GIVEN RECORDS:
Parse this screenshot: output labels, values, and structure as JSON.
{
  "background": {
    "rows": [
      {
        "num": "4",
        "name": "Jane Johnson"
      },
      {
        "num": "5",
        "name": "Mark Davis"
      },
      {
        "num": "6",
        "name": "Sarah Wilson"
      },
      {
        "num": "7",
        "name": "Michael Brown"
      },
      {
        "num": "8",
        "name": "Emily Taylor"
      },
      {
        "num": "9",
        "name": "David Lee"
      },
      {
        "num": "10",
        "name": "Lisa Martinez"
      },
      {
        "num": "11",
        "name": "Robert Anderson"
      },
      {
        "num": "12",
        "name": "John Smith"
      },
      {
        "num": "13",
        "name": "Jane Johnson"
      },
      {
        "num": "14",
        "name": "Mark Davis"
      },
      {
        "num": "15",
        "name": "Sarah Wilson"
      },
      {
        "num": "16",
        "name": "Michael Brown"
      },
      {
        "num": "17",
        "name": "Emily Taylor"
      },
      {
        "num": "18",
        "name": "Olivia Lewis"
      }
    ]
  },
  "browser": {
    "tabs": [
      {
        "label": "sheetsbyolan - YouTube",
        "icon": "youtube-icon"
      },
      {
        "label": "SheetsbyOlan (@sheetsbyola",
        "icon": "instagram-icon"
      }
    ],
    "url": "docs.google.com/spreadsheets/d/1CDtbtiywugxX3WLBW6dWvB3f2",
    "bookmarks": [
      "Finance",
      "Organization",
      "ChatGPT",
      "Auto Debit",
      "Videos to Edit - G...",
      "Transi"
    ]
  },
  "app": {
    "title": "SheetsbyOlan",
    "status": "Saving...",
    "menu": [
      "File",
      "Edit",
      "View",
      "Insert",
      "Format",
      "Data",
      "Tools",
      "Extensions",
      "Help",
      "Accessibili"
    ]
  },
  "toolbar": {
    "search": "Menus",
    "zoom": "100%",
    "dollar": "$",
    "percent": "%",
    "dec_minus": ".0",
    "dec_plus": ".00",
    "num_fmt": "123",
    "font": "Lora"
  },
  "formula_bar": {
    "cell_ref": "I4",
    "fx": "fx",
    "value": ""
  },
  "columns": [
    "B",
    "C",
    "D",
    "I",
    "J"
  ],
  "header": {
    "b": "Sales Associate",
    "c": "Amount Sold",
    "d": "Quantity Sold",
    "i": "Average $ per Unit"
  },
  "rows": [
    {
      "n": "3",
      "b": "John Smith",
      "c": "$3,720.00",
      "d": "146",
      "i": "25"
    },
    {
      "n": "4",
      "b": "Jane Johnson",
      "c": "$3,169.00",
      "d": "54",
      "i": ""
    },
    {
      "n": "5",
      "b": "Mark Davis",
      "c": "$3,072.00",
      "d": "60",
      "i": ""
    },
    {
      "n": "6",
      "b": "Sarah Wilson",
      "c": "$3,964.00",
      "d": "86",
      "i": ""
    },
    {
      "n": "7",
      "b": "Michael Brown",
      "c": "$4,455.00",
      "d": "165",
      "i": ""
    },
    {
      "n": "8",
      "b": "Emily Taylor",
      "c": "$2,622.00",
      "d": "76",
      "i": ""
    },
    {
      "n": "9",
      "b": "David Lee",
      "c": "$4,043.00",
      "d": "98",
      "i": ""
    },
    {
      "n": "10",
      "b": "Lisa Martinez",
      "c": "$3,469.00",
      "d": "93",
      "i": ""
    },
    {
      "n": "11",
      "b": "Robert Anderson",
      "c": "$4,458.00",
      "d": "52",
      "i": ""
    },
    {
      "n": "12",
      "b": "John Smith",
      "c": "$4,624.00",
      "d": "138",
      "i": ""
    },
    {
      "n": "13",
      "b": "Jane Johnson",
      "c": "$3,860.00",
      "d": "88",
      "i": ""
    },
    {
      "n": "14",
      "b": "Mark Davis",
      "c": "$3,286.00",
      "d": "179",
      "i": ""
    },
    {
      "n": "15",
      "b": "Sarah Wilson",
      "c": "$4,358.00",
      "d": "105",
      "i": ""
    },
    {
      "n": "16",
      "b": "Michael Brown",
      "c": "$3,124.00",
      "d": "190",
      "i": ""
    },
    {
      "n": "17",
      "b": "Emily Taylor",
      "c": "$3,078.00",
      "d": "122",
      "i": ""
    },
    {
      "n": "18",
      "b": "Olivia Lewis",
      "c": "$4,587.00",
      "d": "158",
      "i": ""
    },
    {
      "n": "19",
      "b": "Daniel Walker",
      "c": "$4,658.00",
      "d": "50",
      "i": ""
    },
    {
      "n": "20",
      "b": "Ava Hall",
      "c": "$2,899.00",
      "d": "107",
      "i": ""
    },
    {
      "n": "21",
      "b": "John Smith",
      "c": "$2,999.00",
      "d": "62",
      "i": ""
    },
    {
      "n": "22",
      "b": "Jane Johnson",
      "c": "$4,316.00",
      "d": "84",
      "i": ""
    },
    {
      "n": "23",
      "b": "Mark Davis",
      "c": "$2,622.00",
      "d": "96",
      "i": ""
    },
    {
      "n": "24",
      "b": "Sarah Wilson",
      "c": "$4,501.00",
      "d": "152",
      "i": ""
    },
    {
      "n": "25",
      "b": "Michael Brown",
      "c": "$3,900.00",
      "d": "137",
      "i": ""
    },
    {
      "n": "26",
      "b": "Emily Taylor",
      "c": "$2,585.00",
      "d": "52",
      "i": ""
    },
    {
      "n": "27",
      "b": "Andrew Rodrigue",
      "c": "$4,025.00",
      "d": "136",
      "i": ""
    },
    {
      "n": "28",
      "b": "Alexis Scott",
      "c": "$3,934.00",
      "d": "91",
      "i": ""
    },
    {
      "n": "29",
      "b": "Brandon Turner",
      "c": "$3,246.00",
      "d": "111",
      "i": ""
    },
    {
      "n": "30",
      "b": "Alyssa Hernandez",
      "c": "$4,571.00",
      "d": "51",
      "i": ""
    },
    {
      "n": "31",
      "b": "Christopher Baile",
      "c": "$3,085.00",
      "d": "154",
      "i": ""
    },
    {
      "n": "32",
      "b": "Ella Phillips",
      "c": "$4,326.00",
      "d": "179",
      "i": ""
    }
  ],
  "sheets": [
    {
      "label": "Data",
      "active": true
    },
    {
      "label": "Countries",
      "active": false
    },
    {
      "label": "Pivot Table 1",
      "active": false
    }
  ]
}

WHAT THE EXERCISE ASKS:
Write out all records exactly, keeping every detail.

REPLY:
Parse this screenshot: output labels, values, and structure as JSON.
{
  "background": {
    "rows": [
      {
        "num": "4",
        "name": "Jane Johnson"
      },
      {
        "num": "5",
        "name": "Mark Davis"
      },
      {
        "num": "6",
        "name": "Sarah Wilson"
      },
      {
        "num": "7",
        "name": "Michael Brown"
      },
      {
        "num": "8",
        "name": "Emily Taylor"
      },
      {
        "num": "9",
        "name": "David Lee"
      },
      {
        "num": "10",
        "name": "Lisa Martinez"
      },
      {
        "num": "11",
        "name": "Robert Anderson"
      },
      {
        "num": "12",
        "name": "John Smith"
      },
      {
        "num": "13",
        "name": "Jane Johnson"
      },
      {
        "num": "14",
        "name": "Mark Davis"
      },
      {
        "num": "15",
        "name": "Sarah Wilson"
      },
      {
        "num": "16",
        "name": "Michael Brown"
      },
      {
        "num": "17",
        "name": "Emily Taylor"
      },
      {
        "num": "18",
        "name": "Olivia Lewis"
      }
    ]
  },
  "browser": {
    "tabs": [
      {
        "label": "sheetsbyolan - YouTube",
        "icon": "youtube-icon"
      },
      {
        "label": "SheetsbyOlan (@sheetsbyola",
        "icon": "instagram-icon"
      }
    ],
    "url": "docs.google.com/spreadsheets/d/1CDtbtiywugxX3WLBW6dWvB3f2",
    "bookmarks": [
      "Finance",
      "Organization",
      "ChatGPT",
      "Auto Debit",
      "Videos to Edit - G...",
      "Transi"
    ]
  },
  "app": {
    "title": "SheetsbyOlan",
    "status": "Saving...",
    "menu": [
      "File",
      "Edit",
      "View",
      "Insert",
      "Format",
      "Data",
      "Tools",
      "Extensions",
      "Help",
      "Accessibili"
    ]
  },
  "toolbar": {
    "search": "Menus",
    "zoom": "100%",
    "dollar": "$",
    "percent": "%",
    "dec_minus": ".0",
    "dec_plus": ".00",
    "num_fmt": "123",
    "font": "Lora"
  },
  "formula_bar": {
    "cell_ref": "I4",
    "fx": "fx",
    "value": ""
  },
  "columns": [
    "B",
    "C",
    "D",
    "I",
    "J"
  ],
  "header": {
    "b": "Sales Associate",
    "c": "Amount Sold",
    "d": "Quantity Sold",
    "i": "Average $ per Unit"
  },
  "rows": [
    {
      "n": "3",
      "b": "John Smith",
      "c": "$3,720.00",
      "d": "146",
      "i": "25"
    },
    {
      "n": "4",
      "b": "Jane Johnson",
      "c": "$3,169.00",
      "d": "54",
      "i": ""
    },
    {
      "n": "5",
      "b": "Mark Davis",
      "c": "$3,072.00",
      "d": "60",
      "i": ""
    },
    {
      "n": "6",
      "b": "Sarah Wilson",
      "c": "$3,964.00",
      "d": "86",
      "i": ""
    },
    {
      "n": "7",
      "b": "Michael Brown",
      "c": "$4,455.00",
      "d": "165",
      "i": ""
    },
    {
      "n": "8",
      "b": "Emily Taylor",
      "c": "$2,622.00",
      "d": "76",
      "i": ""
    },
    {
      "n": "9",
      "b": "David Lee",
      "c": "$4,043.00",
      "d": "98",
      "i": ""
    },
    {
      "n": "10",
      "b": "Lisa Martinez",
      "c": "$3,469.00",
      "d": "93",
      "i": ""
    },
    {
      "n": "11",
      "b": "Robert Anderson",
      "c": "$4,458.00",
      "d": "52",
      "i": ""
    },
    {
      "n": "12",
      "b": "John Smith",
      "c": "$4,624.00",
      "d": "138",
      "i": ""
    },
    {
      "n": "13",
      "b": "Jane Johnson",
      "c": "$3,860.00",
      "d": "88",
      "i": ""
    },
    {
      "n": "14",
      "b": "Mark Davis",
      "c": "$3,286.00",
      "d": "179",
      "i": ""
    },
    {
      "n": "15",
      "b": "Sarah Wilson",
      "c": "$4,358.00",
      "d": "105",
      "i": ""
    },
    {
      "n": "16",
      "b": "Michael Brown",
      "c": "$3,124.00",
      "d": "190",
      "i": ""
    },
    {
      "n": "17",
      "b": "Emily Taylor",
      "c": "$3,078.00",
      "d": "122",
      "i": ""
    },
    {
      "n": "18",
      "b": "Olivia Lewis",
      "c": "$4,587.00",
      "d": "158",
      "i": ""
    },
    {
      "n": "19",
      "b": "Daniel Walker",
      "c": "$4,658.00",
      "d": "50",
      "i": ""
    },
    {
      "n": "20",
      "b": "Ava Hall",
      "c": "$2,899.00",
      "d": "107",
      "i": ""
    },
    {
      "n": "21",
      "b": "John Smith",
      "c": "$2,999.00",
      "d": "62",
      "i": ""
    },
    {
      "n": "22",
      "b": "Jane Johnson",
      "c": "$4,316.00",
      "d": "84",
      "i": ""
    },
    {
      "n": "23",
      "b": "Mark Davis",
      "c": "$2,622.00",
      "d": "96",
      "i": ""
    },
    {
      "n": "24",
      "b": "Sarah Wilson",
      "c": "$4,501.00",
      "d": "152",
      "i": ""
    },
    {
      "n": "25",
      "b": "Michael Brown",
      "c": "$3,900.00",
      "d": "137",
      "i": ""
    },
    {
      "n": "26",
      "b": "Emily Taylor",
      "c": "$2,585.00",
      "d": "52",
      "i": ""
    },
    {
      "n": "27",
      "b": "Andrew Rodrigue",
      "c": "$4,025.00",
      "d": "136",
      "i": ""
    },
    {
      "n": "28",
      "b": "Alexis Scott",
      "c": "$3,934.00",
      "d": "91",
      "i": ""
    },
    {
      "n": "29",
      "b": "Brandon Turner",
      "c": "$3,246.00",
      "d": "111",
      "i": ""
    },
    {
      "n": "30",
      "b": "Alyssa Hernandez",
      "c": "$4,571.00",
      "d": "51",
      "i": ""
    },
    {
      "n": "31",
      "b": "Christopher Baile",
      "c": "$3,085.00",
      "d": "154",
      "i": ""
    },
    {
      "n": "32",
      "b": "Ella Phillips",
      "c": "$4,326.00",
      "d": "179",
      "i": ""
    }
  ],
  "sheets": [
    {
      "label": "Data",
      "active": true
    },
    {
      "label": "Countries",
      "active": false
    },
    {
      "label": "Pivot Table 1",
      "active": false
    }
  ]
}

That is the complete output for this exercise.